▶ Set task: Scan the records for the string "СЕЙСМИЧНОСТЬЮ"; copy each line where it occurs.
[begin Provided entries]
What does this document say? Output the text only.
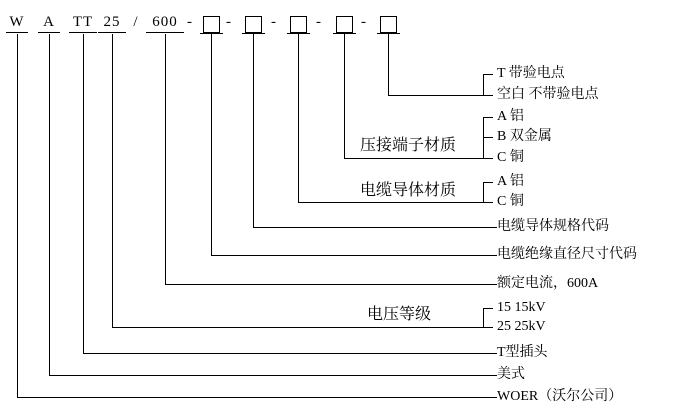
W	A	TT 25 / 600 - -	-	-	-
压接端子材质
电缆导体材质
电压等级
T 带验电点
空白 不带验电点
A 铝
B 双金属
C 铜
A 铝
C 铜
电缆导体规格代码
电缆绝缘直径尺寸代码
额定电流，600A
15 15kV
25 25kV
T型插头
美式
WOER（沃尔公司）
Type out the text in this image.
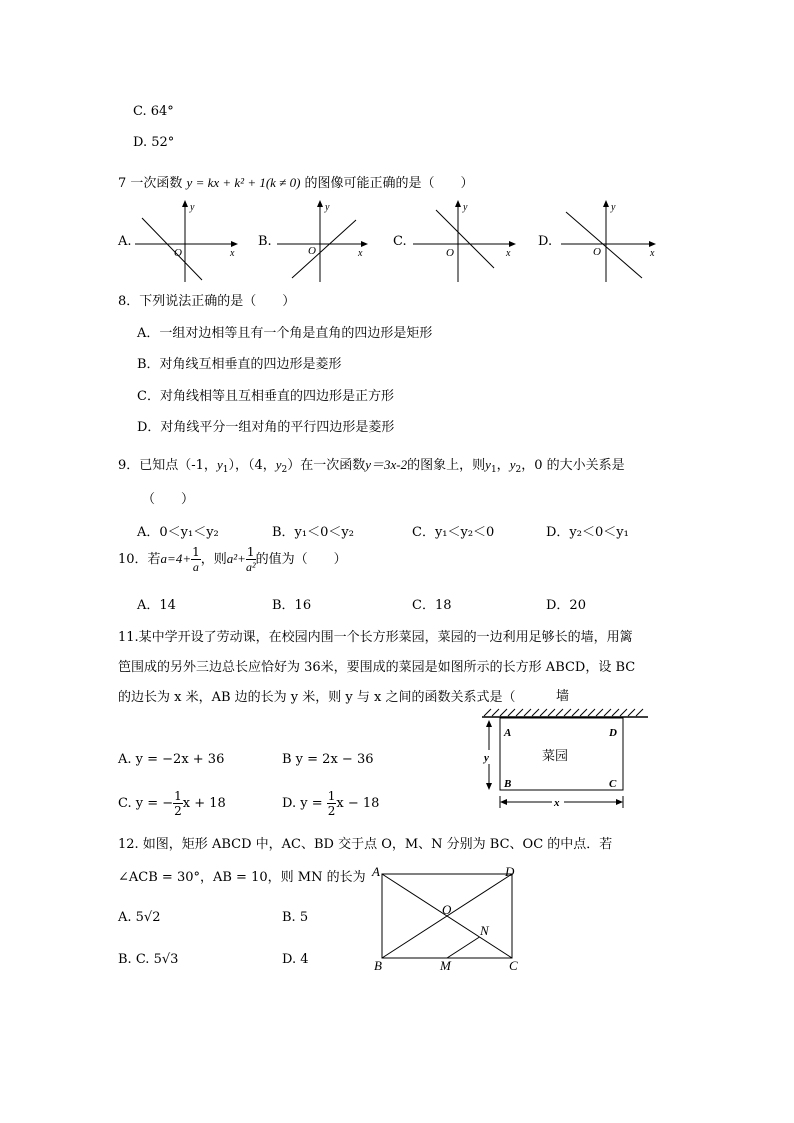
C. 64°
D. 52°
7 一次函数 y = kx + k² + 1(k ≠ 0) 的图像可能正确的是（　　）
A.	B.	C.	D.
y
x
O
y
x
O
y
x
O
y
x
O
8．下列说法正确的是（　　）
A．一组对边相等且有一个角是直角的四边形是矩形
B．对角线互相垂直的四边形是菱形
C．对角线相等且互相垂直的四边形是正方形
D．对角线平分一组对角的平行四边形是菱形
9．已知点（-1，$y_1$），（4，$y_2$）在一次函数y＝3x-2的图象上，则$y_1$，$y_2$，0 的大小关系是
（　　）
A．0＜y₁＜y₂	B．y₁＜0＜y₂	C．y₁＜y₂＜0	D．y₂＜0＜y₁
10．若$a=4+ \frac{1}{a}$ ，则$a^2+ \frac{1}{\text{a²}}$ 的值为（　　）
A．14	B．16	C．18	D．20
11.某中学开设了劳动课，在校园内围一个长方形菜园，菜园的一边利用足够长的墙，用篱
笆围成的另外三边总长应恰好为 36米，要围成的菜园是如图所示的长方形 ABCD，设 BC
的边长为 x 米，AB 边的长为 y 米，则 y 与 x 之间的函数关系式是（
A. y = −2x + 36	B y = 2x − 36
C. y = − $\frac{1}{2}$ x + 18	D. $y = \frac{1}{2}$ x − 18
墙
菜园
A	D
B	C
y
x
12. 如图，矩形 ABCD 中，AC、BD 交于点 O，M、N 分别为 BC、OC 的中点．若
∠ACB = 30°，AB = 10，则 MN 的长为
A. 5√2	B. 5
B. C. 5√3	D. 4
A	D
B	C
O
N
M
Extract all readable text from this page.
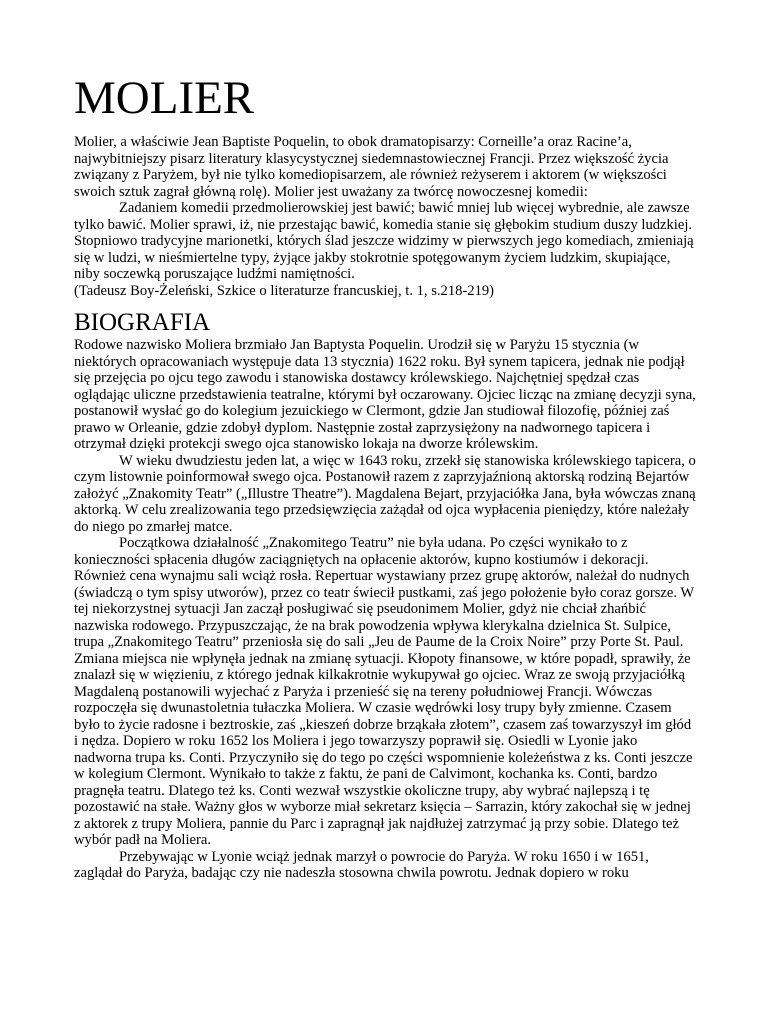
MOLIER

Molier, a właściwie Jean Baptiste Poquelin, to obok dramatopisarzy: Corneille’a oraz Racine’a, najwybitniejszy pisarz literatury klasycystycznej siedemnastowiecznej Francji. Przez większość życia związany z Paryżem, był nie tylko komediopisarzem, ale również reżyserem i aktorem (w większości swoich sztuk zagrał główną rolę). Molier jest uważany za twórcę nowoczesnej komedii:

Zadaniem komedii przedmolierowskiej jest bawić; bawić mniej lub więcej wybrednie, ale zawsze tylko bawić. Molier sprawi, iż, nie przestając bawić, komedia stanie się głębokim studium duszy ludzkiej. Stopniowo tradycyjne marionetki, których ślad jeszcze widzimy w pierwszych jego komediach, zmieniają się w ludzi, w nieśmiertelne typy, żyjące jakby stokrotnie spotęgowanym życiem ludzkim, skupiające, niby soczewką poruszające ludźmi namiętności.

(Tadeusz Boy-Żeleński, Szkice o literaturze francuskiej, t. 1, s.218-219)

BIOGRAFIA

Rodowe nazwisko Moliera brzmiało Jan Baptysta Poquelin. Urodził się w Paryżu 15 stycznia (w niektórych opracowaniach występuje data 13 stycznia) 1622 roku. Był synem tapicera, jednak nie podjął się przejęcia po ojcu tego zawodu i stanowiska dostawcy królewskiego. Najchętniej spędzał czas oglądając uliczne przedstawienia teatralne, którymi był oczarowany. Ojciec licząc na zmianę decyzji syna, postanowił wysłać go do kolegium jezuickiego w Clermont, gdzie Jan studiował filozofię, później zaś prawo w Orleanie, gdzie zdobył dyplom. Następnie został zaprzysiężony na nadwornego tapicera i otrzymał dzięki protekcji swego ojca stanowisko lokaja na dworze królewskim.

W wieku dwudziestu jeden lat, a więc w 1643 roku, zrzekł się stanowiska królewskiego tapicera, o czym listownie poinformował swego ojca. Postanowił razem z zaprzyjaźnioną aktorską rodziną Bejartów założyć „Znakomity Teatr” („Illustre Theatre”). Magdalena Bejart, przyjaciółka Jana, była wówczas znaną aktorką. W celu zrealizowania tego przedsięwzięcia zażądał od ojca wypłacenia pieniędzy, które należały do niego po zmarłej matce.

Początkowa działalność „Znakomitego Teatru” nie była udana. Po części wynikało to z konieczności spłacenia długów zaciągniętych na opłacenie aktorów, kupno kostiumów i dekoracji. Również cena wynajmu sali wciąż rosła. Repertuar wystawiany przez grupę aktorów, należał do nudnych (świadczą o tym spisy utworów), przez co teatr świecił pustkami, zaś jego położenie było coraz gorsze. W tej niekorzystnej sytuacji Jan zaczął posługiwać się pseudonimem Molier, gdyż nie chciał zhańbić nazwiska rodowego. Przypuszczając, że na brak powodzenia wpływa klerykalna dzielnica St. Sulpice, trupa „Znakomitego Teatru” przeniosła się do sali „Jeu de Paume de la Croix Noire” przy Porte St. Paul. Zmiana miejsca nie wpłynęła jednak na zmianę sytuacji. Kłopoty finansowe, w które popadł, sprawiły, że znalazł się w więzieniu, z którego jednak kilkakrotnie wykupywał go ojciec. Wraz ze swoją przyjaciółką Magdaleną postanowili wyjechać z Paryża i przenieść się na tereny południowej Francji. Wówczas rozpoczęła się dwunastoletnia tułaczka Moliera. W czasie wędrówki losy trupy były zmienne. Czasem było to życie radosne i beztroskie, zaś „kieszeń dobrze brząkała złotem”, czasem zaś towarzyszył im głód i nędza. Dopiero w roku 1652 los Moliera i jego towarzyszy poprawił się. Osiedli w Lyonie jako nadworna trupa ks. Conti. Przyczyniło się do tego po części wspomnienie koleżeństwa z ks. Conti jeszcze w kolegium Clermont. Wynikało to także z faktu, że pani de Calvimont, kochanka ks. Conti, bardzo pragnęła teatru. Dlatego też ks. Conti wezwał wszystkie okoliczne trupy, aby wybrać najlepszą i tę pozostawić na stałe. Ważny głos w wyborze miał sekretarz księcia – Sarrazin, który zakochał się w jednej z aktorek z trupy Moliera, pannie du Parc i zapragnął jak najdłużej zatrzymać ją przy sobie. Dlatego też wybór padł na Moliera.

Przebywając w Lyonie wciąż jednak marzył o powrocie do Paryża. W roku 1650 i w 1651, zaglądał do Paryża, badając czy nie nadeszła stosowna chwila powrotu. Jednak dopiero w roku
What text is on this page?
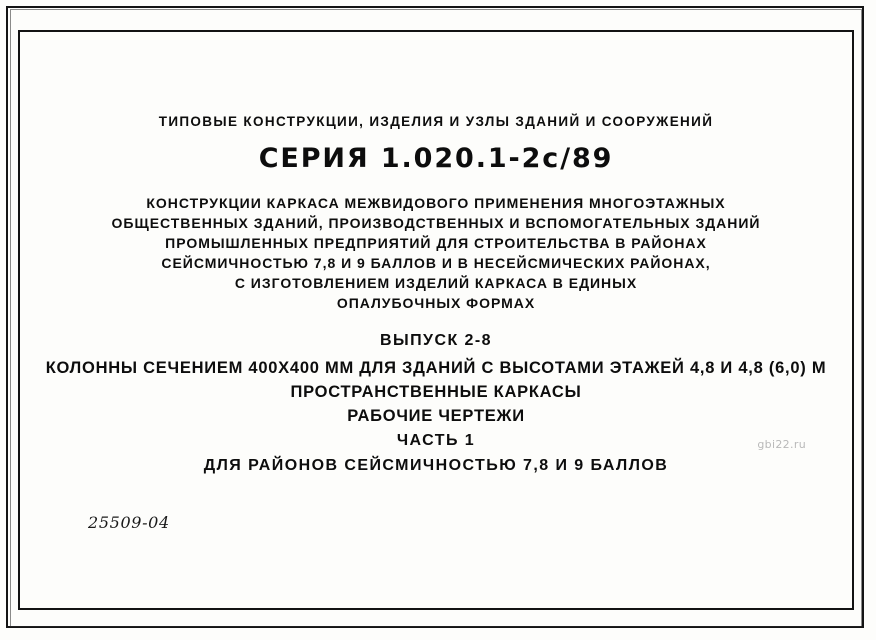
ТИПОВЫЕ КОНСТРУКЦИИ, ИЗДЕЛИЯ И УЗЛЫ ЗДАНИЙ И СООРУЖЕНИЙ
СЕРИЯ 1.020.1-2с/89
КОНСТРУКЦИИ КАРКАСА МЕЖВИДОВОГО ПРИМЕНЕНИЯ МНОГОЭТАЖНЫХ
ОБЩЕСТВЕННЫХ ЗДАНИЙ, ПРОИЗВОДСТВЕННЫХ И ВСПОМОГАТЕЛЬНЫХ ЗДАНИЙ
ПРОМЫШЛЕННЫХ ПРЕДПРИЯТИЙ ДЛЯ СТРОИТЕЛЬСТВА В РАЙОНАХ
СЕЙСМИЧНОСТЬЮ 7,8 И 9 БАЛЛОВ И В НЕСЕЙСМИЧЕСКИХ РАЙОНАХ,
С ИЗГОТОВЛЕНИЕМ ИЗДЕЛИЙ КАРКАСА В ЕДИНЫХ
ОПАЛУБОЧНЫХ ФОРМАХ
ВЫПУСК 2-8
КОЛОННЫ СЕЧЕНИЕМ 400Х400 ММ ДЛЯ ЗДАНИЙ С ВЫСОТАМИ ЭТАЖЕЙ 4,8 И 4,8 (6,0) М
ПРОСТРАНСТВЕННЫЕ КАРКАСЫ
РАБОЧИЕ ЧЕРТЕЖИ
ЧАСТЬ 1
ДЛЯ РАЙОНОВ СЕЙСМИЧНОСТЬЮ 7,8 И 9 БАЛЛОВ
25509-04
gbi22.ru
[end Provided entries]
▶ Response:
СЕЙСМИЧНОСТЬЮ 7,8 И 9 БАЛЛОВ И В НЕСЕЙСМИЧЕСКИХ РАЙОНАХ,
ДЛЯ РАЙОНОВ СЕЙСМИЧНОСТЬЮ 7,8 И 9 БАЛЛОВ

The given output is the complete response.